Start Material to process

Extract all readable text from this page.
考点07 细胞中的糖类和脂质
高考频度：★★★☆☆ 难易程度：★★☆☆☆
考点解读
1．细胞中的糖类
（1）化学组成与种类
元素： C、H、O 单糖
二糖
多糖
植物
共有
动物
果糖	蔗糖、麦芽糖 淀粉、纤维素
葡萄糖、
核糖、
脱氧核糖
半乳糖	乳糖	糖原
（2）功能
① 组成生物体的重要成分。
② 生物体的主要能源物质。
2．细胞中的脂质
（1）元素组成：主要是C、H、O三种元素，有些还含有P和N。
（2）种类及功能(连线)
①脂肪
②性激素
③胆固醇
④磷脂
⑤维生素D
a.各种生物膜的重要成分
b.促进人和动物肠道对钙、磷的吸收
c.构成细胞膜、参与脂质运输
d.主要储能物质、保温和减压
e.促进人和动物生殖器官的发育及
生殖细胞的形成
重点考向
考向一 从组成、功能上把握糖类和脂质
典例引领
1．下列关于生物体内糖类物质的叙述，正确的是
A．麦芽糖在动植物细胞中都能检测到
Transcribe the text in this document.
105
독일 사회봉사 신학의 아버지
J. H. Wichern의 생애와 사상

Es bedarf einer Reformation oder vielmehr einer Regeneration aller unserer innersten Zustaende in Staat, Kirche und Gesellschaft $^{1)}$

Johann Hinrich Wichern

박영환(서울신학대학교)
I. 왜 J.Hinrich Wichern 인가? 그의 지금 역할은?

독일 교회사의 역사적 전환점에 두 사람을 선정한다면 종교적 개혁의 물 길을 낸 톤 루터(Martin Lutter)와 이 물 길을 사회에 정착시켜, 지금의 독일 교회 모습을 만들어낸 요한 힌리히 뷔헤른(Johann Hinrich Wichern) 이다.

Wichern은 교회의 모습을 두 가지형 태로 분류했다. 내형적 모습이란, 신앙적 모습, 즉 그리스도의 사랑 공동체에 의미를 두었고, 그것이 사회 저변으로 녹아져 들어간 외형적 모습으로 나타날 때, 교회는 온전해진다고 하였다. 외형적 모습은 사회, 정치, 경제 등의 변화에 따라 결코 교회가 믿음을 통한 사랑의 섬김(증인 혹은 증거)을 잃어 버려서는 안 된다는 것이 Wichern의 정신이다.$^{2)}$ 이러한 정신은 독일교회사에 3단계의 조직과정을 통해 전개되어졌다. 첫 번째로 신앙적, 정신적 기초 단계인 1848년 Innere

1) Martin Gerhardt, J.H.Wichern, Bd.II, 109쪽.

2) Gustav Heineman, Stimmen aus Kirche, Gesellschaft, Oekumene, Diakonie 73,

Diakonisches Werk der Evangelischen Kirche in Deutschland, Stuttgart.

End Material to process

__Objective__
Each line above that holds the string "Kirche" should be copied and shown.

__Written answer__
Es bedarf einer Reformation oder vielmehr einer Regeneration aller unserer innersten Zustaende in Staat, Kirche und Gesellschaft $^{1)}$
2) Gustav Heineman, Stimmen aus Kirche, Gesellschaft, Oekumene, Diakonie 73,
Diakonisches Werk der Evangelischen Kirche in Deutschland, Stuttgart.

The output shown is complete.